▸ **Task instructions**: Extract all of the entries and set them down verbatim.

::: Record excerpts

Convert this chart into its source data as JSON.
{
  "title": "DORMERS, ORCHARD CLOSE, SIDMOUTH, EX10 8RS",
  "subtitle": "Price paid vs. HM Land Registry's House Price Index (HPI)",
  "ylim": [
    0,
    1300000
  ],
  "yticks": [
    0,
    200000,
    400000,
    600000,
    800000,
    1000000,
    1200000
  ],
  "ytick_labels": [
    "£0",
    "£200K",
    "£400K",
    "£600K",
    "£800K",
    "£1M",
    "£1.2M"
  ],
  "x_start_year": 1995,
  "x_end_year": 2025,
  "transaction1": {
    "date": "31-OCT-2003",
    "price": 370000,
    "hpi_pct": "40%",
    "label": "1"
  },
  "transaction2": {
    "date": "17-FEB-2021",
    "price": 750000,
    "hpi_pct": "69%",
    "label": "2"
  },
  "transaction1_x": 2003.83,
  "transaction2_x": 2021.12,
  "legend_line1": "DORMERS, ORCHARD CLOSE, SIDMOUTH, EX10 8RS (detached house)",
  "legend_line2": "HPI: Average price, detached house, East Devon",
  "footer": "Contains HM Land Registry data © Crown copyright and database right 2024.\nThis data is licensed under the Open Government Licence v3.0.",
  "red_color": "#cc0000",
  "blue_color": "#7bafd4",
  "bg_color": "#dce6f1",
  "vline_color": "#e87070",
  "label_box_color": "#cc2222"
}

::::::

▸ **Task response**:
Convert this chart into its source data as JSON.
{
  "title": "DORMERS, ORCHARD CLOSE, SIDMOUTH, EX10 8RS",
  "subtitle": "Price paid vs. HM Land Registry's House Price Index (HPI)",
  "ylim": [
    0,
    1300000
  ],
  "yticks": [
    0,
    200000,
    400000,
    600000,
    800000,
    1000000,
    1200000
  ],
  "ytick_labels": [
    "£0",
    "£200K",
    "£400K",
    "£600K",
    "£800K",
    "£1M",
    "£1.2M"
  ],
  "x_start_year": 1995,
  "x_end_year": 2025,
  "transaction1": {
    "date": "31-OCT-2003",
    "price": 370000,
    "hpi_pct": "40%",
    "label": "1"
  },
  "transaction2": {
    "date": "17-FEB-2021",
    "price": 750000,
    "hpi_pct": "69%",
    "label": "2"
  },
  "transaction1_x": 2003.83,
  "transaction2_x": 2021.12,
  "legend_line1": "DORMERS, ORCHARD CLOSE, SIDMOUTH, EX10 8RS (detached house)",
  "legend_line2": "HPI: Average price, detached house, East Devon",
  "footer": "Contains HM Land Registry data © Crown copyright and database right 2024.\nThis data is licensed under the Open Government Licence v3.0.",
  "red_color": "#cc0000",
  "blue_color": "#7bafd4",
  "bg_color": "#dce6f1",
  "vline_color": "#e87070",
  "label_box_color": "#cc2222"
}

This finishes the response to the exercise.